任务 1: 列出关于佛教与西方的文章中点名提到的所有人物。
任务 2: 请从关于佛教与西方的文章的末句之后接着往下写。

文章:

────

佛教与西方
让-弗朗索瓦——我们提到过的所有问题,关于佛教形而上学、认识理论、宇宙观、这些重大的哲学和形而上学结构在人类生存的指导方面的影响,你所摆出的一切,在当今的佛教徒中引起了一些激烈活跃的争论。对于他们来说,当前被体验到的不是哲学的历史,不是思想的历史,而是哲学和形而上学,完全像耶稣基督纪元前五世纪和四世纪时,苏格拉底和柏拉图的弟子们在雅典体验它们一样。关于这类主题的如此大型的公共讨论很久以前就在西方消失了。哲学依然存在,但不再以这种方式表现出来。虽然近来在巴黎出现了“咖啡馆哲学家”,他们举行自由参与的公开会议;但是他们所激起的争论的水平几乎不超过柜台的水平。尽管西方有着在一些别的领域、别的范围的不可辩驳的成功,近来在西方表现出来的对于佛教的惊人的好奇心,是不是由于这一空白,由于没有值得人们感兴趣的争论?这使我想到英国历史学家阿尔诺德·汤因比的一句话,他说:“二十世纪最有意义的事件之一也许是佛教到达西方。”

────

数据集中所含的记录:
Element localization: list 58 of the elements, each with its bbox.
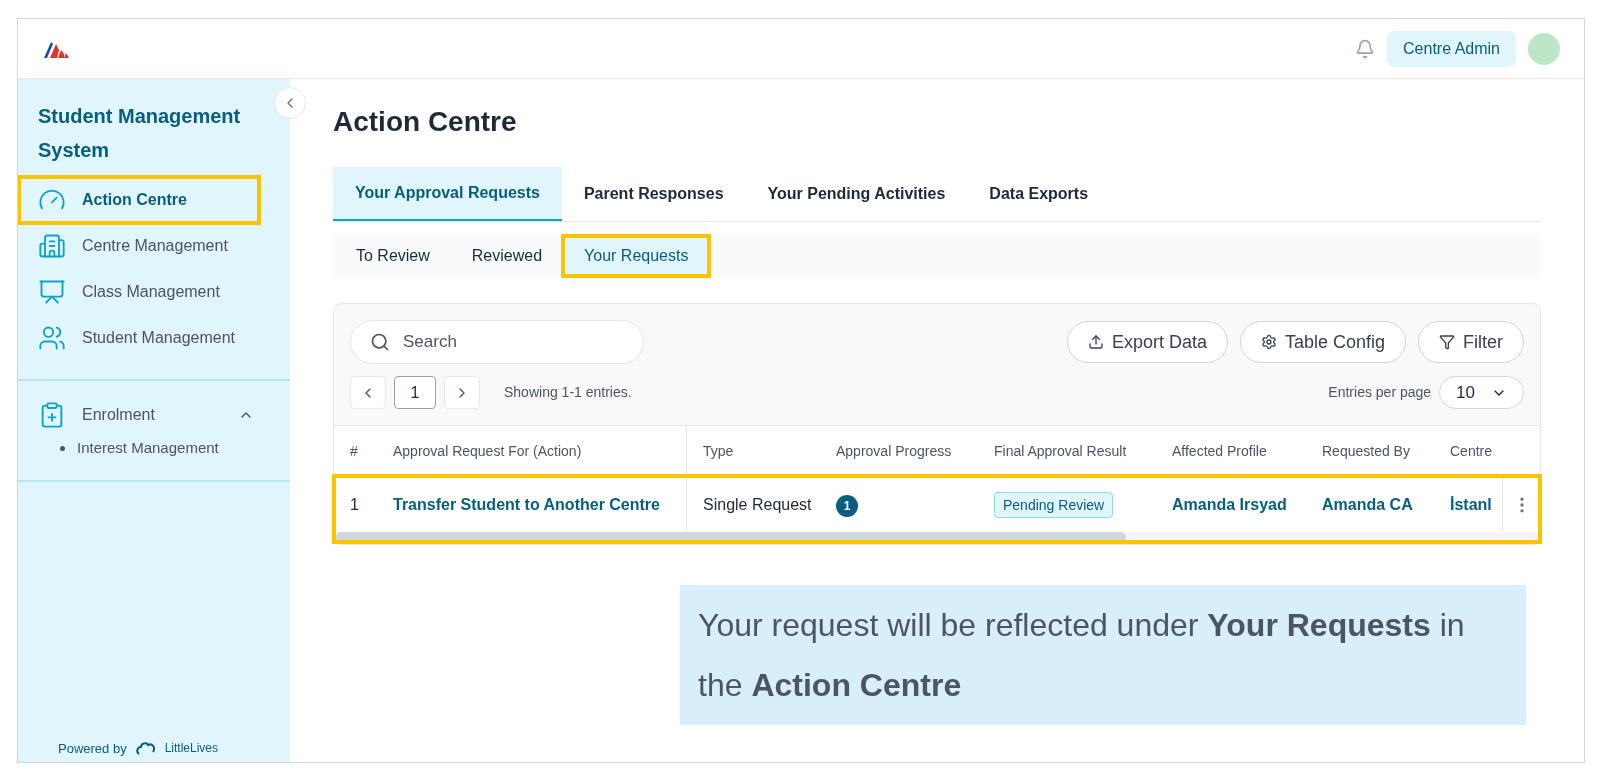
subtab[interactable]: To Review (337, 238, 449, 274)
table-cell-text: 1 (349, 494, 360, 515)
sidebar-item[interactable]: Student Management (21, 317, 257, 359)
tab[interactable]: Your Pending Activities (745, 167, 968, 221)
column-header: Approval Request For (Action) (377, 426, 687, 476)
tab[interactable]: Parent Responses (561, 167, 746, 221)
collapse-button[interactable] (274, 87, 306, 119)
toolbar-button[interactable]: Table Config (1239, 321, 1406, 363)
tab[interactable]: Your Approval Requests (333, 167, 562, 221)
sidebar-item[interactable]: Class Management (21, 271, 257, 313)
brand-name: LittleLives (164, 740, 219, 758)
horizontal-scrollbar[interactable] (336, 532, 1126, 542)
column-header: Final Approval Result (994, 441, 1128, 461)
notification-bell-icon[interactable] (1355, 38, 1376, 59)
toolbar-button[interactable]: Filter (1418, 321, 1524, 363)
sidebar-subitem[interactable]: Interest Management (77, 437, 219, 460)
toolbar-button[interactable]: Export Data (1066, 321, 1228, 363)
sidebar-item[interactable]: Action Centre (21, 179, 257, 221)
avatar[interactable] (1528, 32, 1560, 65)
entries-per-page-label: Entries per page (1328, 383, 1432, 402)
powered-by-text: Powered by (58, 739, 127, 758)
page-number-field[interactable]: 1 (394, 376, 436, 409)
column-header: Centre (1450, 441, 1494, 461)
filter-icon (1439, 334, 1455, 350)
sidebar-title: Student Management System (37, 104, 242, 163)
profile-link[interactable]: Amanda Irsyad (1172, 495, 1287, 513)
tab[interactable]: Data Exports (967, 167, 1111, 221)
users-icon (38, 324, 66, 352)
role-badge[interactable]: Centre Admin (1387, 30, 1516, 67)
search-icon (370, 332, 390, 352)
progress-badge: 1 (836, 494, 858, 517)
page-title: Action Centre (333, 105, 518, 139)
table-row[interactable]: 1 Transfer Student to Another Centre Single Request 1 Pending Review Amanda Irsyad Amanda CA İstanl (334, 476, 1540, 542)
sidebar-item[interactable]: Centre Management (21, 225, 257, 267)
entries-summary: Showing 1-1 entries. (504, 383, 632, 402)
centre-link[interactable]: İstanl (1450, 495, 1492, 513)
enrolment-group[interactable]: Enrolment (18, 401, 290, 429)
status-badge: Pending Review (994, 491, 1114, 518)
column-header: Approval Progress (836, 441, 953, 461)
board-icon (38, 278, 66, 306)
settings-icon (1260, 334, 1277, 350)
search-field[interactable]: Search (350, 320, 644, 364)
column-header: Affected Profile (1172, 441, 1268, 461)
building-icon (38, 232, 66, 260)
action-link[interactable]: Transfer Student to Another Centre (393, 492, 660, 517)
column-header: Requested By (1322, 441, 1411, 461)
column-header: # (349, 441, 359, 461)
next-page-button[interactable] (444, 376, 480, 409)
table-cell-text: Single Request (702, 494, 813, 515)
column-header: Type (702, 441, 735, 461)
per-page-select[interactable]: 10 (1439, 376, 1524, 409)
subtab[interactable]: Reviewed (452, 238, 562, 274)
requester-link[interactable]: Amanda CA (1322, 495, 1413, 513)
export-icon (1087, 334, 1104, 350)
bullet-icon (60, 445, 65, 451)
prev-page-button[interactable] (350, 376, 386, 409)
cloud-logo-icon (134, 740, 157, 757)
caption-box: Your request will be reflected under Your Requests in the Action Centre (680, 585, 1526, 725)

────

书面回答 1: 让-弗朗索瓦、耶稣基督、苏格拉底、柏拉图、阿尔诺德·汤因比

书面回答 2:
马蒂厄——这种对于佛教的兴趣出于多种因素。首先,它向那些想要投身于一种精神生活并使这一生活成为自己生活的主要成分的人,不仅提供了一种活生生的形而上学和智慧,而且还提供了将这种智慧纳入他们存在的方法。其次,而且这也许是佛教能给西方带来最大益处的一点,即佛教给所有的人,不论是信教者还是不信教者,都提供了一种宽容、精神开放、利他主义、坦诚信任的景象,一种精神科学,这种精神科学帮助我们建设我们自己的内心和平并使他人的内心和平得以充分实现。此外,佛教呈现它的思想,但并不企图将它们强加于人,更不想使任何人归依;它只打算和那些希望分享的人分享一种体验。
让-弗朗索瓦——没有劝人改信佛教的狂热,更没有强行的归依?
马蒂厄——有位喇嘛说:“我到西方来不是为了再发展一两个佛教徒,而仅仅是来分发我对佛教在许多世纪里开发起来的一种智慧的体验。”而且在他谈话的结束时他总是补充说:“如果你们在我对你们说的话中发现某种有用的东西,那就利用它,否则,就任它落下去!”他甚至向那些旅行的其他西藏喇嘛建议:“不要强调佛教的教导,要向每一个人呈现你们的体验。”再说,如果人们试图使什么人改宗,则不仅有可能会失败,还有可能不自觉地削弱那个人对他自己宗教的信仰。这样的做法是应当避免的。应该鼓励信教者深入研究他们自己的宗教。简而言之,不是要使人改宗,而是要对他人的幸福有所帮助。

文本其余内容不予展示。